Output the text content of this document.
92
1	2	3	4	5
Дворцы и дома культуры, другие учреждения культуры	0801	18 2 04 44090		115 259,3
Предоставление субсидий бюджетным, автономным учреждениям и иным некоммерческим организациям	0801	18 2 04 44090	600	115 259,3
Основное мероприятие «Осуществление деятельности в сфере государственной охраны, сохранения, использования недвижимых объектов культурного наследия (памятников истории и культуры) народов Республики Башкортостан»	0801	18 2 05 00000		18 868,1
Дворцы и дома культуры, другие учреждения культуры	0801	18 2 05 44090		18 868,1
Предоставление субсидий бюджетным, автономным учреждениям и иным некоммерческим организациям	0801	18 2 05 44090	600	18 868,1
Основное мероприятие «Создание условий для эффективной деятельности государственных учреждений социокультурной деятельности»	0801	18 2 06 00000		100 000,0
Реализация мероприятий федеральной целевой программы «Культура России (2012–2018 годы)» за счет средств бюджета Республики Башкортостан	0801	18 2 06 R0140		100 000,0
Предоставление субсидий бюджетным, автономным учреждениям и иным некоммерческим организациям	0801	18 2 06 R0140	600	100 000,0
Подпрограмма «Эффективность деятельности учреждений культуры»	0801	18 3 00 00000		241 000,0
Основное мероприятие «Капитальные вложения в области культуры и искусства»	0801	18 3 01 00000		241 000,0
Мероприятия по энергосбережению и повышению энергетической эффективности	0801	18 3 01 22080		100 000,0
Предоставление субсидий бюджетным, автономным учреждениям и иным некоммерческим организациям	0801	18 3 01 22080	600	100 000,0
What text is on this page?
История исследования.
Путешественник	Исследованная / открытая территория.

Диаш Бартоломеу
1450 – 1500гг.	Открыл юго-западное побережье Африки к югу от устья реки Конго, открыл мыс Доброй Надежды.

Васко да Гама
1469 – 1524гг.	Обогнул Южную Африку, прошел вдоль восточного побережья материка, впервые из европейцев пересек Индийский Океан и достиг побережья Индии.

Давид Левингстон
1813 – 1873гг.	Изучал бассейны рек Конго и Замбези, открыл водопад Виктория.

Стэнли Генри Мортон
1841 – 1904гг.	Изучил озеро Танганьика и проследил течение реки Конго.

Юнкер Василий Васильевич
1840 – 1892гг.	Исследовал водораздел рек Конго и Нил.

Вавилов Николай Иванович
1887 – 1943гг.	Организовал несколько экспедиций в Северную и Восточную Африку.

----------

> **TASK REQUIREMENTS**: In the material above, show every line where the word "Предоставление" turns up.

> **TASK RESPONSE**:
Предоставление субсидий бюджетным, автономным учреждениям и иным некоммерческим организациям	0801	18 2 04 44090	600	115 259,3
Предоставление субсидий бюджетным, автономным учреждениям и иным некоммерческим организациям	0801	18 2 05 44090	600	18 868,1
Предоставление субсидий бюджетным, автономным учреждениям и иным некоммерческим организациям	0801	18 2 06 R0140	600	100 000,0
Предоставление субсидий бюджетным, автономным учреждениям и иным некоммерческим организациям	0801	18 3 01 22080	600	100 000,0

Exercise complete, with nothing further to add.